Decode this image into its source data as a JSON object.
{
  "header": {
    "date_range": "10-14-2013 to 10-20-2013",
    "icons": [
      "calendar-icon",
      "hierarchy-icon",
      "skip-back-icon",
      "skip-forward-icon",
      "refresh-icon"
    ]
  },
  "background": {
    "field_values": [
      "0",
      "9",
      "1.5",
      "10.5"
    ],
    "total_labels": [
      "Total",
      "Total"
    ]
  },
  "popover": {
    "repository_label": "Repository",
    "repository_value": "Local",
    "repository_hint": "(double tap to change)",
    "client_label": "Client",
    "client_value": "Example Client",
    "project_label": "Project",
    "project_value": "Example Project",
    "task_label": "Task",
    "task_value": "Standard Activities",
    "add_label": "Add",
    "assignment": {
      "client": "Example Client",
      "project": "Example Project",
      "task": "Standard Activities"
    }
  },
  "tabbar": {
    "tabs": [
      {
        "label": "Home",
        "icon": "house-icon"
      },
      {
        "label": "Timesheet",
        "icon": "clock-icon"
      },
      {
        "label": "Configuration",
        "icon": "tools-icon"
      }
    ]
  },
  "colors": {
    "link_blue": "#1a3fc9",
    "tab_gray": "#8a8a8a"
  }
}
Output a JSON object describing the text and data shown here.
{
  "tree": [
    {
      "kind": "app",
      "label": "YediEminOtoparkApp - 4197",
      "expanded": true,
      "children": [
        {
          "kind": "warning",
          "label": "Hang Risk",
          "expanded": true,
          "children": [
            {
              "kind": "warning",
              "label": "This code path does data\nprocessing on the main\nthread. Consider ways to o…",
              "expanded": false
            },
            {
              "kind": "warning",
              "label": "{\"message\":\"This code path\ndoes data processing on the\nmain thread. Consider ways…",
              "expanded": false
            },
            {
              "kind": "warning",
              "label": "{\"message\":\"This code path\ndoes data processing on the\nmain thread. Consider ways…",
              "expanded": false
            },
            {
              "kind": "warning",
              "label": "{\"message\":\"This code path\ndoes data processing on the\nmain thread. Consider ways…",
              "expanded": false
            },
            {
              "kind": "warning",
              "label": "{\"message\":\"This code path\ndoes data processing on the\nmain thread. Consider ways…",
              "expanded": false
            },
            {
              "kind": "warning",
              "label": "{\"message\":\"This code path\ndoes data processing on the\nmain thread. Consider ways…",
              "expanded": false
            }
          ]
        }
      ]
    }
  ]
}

Exercise
Every line above should be written out again exactly as it stands.

The answer
Decode this image into its source data as a JSON object.
{
  "header": {
    "date_range": "10-14-2013 to 10-20-2013",
    "icons": [
      "calendar-icon",
      "hierarchy-icon",
      "skip-back-icon",
      "skip-forward-icon",
      "refresh-icon"
    ]
  },
  "background": {
    "field_values": [
      "0",
      "9",
      "1.5",
      "10.5"
    ],
    "total_labels": [
      "Total",
      "Total"
    ]
  },
  "popover": {
    "repository_label": "Repository",
    "repository_value": "Local",
    "repository_hint": "(double tap to change)",
    "client_label": "Client",
    "client_value": "Example Client",
    "project_label": "Project",
    "project_value": "Example Project",
    "task_label": "Task",
    "task_value": "Standard Activities",
    "add_label": "Add",
    "assignment": {
      "client": "Example Client",
      "project": "Example Project",
      "task": "Standard Activities"
    }
  },
  "tabbar": {
    "tabs": [
      {
        "label": "Home",
        "icon": "house-icon"
      },
      {
        "label": "Timesheet",
        "icon": "clock-icon"
      },
      {
        "label": "Configuration",
        "icon": "tools-icon"
      }
    ]
  },
  "colors": {
    "link_blue": "#1a3fc9",
    "tab_gray": "#8a8a8a"
  }
}
Output a JSON object describing the text and data shown here.
{
  "tree": [
    {
      "kind": "app",
      "label": "YediEminOtoparkApp - 4197",
      "expanded": true,
      "children": [
        {
          "kind": "warning",
          "label": "Hang Risk",
          "expanded": true,
          "children": [
            {
              "kind": "warning",
              "label": "This code path does data\nprocessing on the main\nthread. Consider ways to o…",
              "expanded": false
            },
            {
              "kind": "warning",
              "label": "{\"message\":\"This code path\ndoes data processing on the\nmain thread. Consider ways…",
              "expanded": false
            },
            {
              "kind": "warning",
              "label": "{\"message\":\"This code path\ndoes data processing on the\nmain thread. Consider ways…",
              "expanded": false
            },
            {
              "kind": "warning",
              "label": "{\"message\":\"This code path\ndoes data processing on the\nmain thread. Consider ways…",
              "expanded": false
            },
            {
              "kind": "warning",
              "label": "{\"message\":\"This code path\ndoes data processing on the\nmain thread. Consider ways…",
              "expanded": false
            },
            {
              "kind": "warning",
              "label": "{\"message\":\"This code path\ndoes data processing on the\nmain thread. Consider ways…",
              "expanded": false
            }
          ]
        }
      ]
    }
  ]
}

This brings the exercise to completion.